YOUR TASK: Among the entries below, find the lines with "устройству" and copy them.

Recorded data:
════════════════════
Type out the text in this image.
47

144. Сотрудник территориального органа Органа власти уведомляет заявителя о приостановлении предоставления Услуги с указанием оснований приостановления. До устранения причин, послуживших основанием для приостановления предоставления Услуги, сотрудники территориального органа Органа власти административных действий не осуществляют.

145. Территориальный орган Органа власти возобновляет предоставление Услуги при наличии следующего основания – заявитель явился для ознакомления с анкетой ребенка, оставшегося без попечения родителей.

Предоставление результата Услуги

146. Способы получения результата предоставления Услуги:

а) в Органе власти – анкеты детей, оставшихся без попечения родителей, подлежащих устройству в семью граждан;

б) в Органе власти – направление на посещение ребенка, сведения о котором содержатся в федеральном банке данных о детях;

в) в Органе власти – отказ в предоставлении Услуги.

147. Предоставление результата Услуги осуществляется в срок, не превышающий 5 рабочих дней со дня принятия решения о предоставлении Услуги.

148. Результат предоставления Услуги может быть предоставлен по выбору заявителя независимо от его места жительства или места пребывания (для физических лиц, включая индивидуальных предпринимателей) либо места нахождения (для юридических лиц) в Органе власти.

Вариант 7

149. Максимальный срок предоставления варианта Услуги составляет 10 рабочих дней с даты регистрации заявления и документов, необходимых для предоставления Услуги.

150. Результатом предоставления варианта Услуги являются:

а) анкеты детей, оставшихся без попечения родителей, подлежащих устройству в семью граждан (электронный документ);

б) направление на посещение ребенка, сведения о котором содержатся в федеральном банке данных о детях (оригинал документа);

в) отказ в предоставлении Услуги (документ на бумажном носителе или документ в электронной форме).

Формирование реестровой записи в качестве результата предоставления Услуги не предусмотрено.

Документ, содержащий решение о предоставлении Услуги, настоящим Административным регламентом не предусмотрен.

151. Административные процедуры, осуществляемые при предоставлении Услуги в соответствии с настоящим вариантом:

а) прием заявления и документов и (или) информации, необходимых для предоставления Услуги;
════════════════════
REPLY:
а) в Органе власти – анкеты детей, оставшихся без попечения родителей, подлежащих устройству в семью граждан;
а) анкеты детей, оставшихся без попечения родителей, подлежащих устройству в семью граждан (электронный документ);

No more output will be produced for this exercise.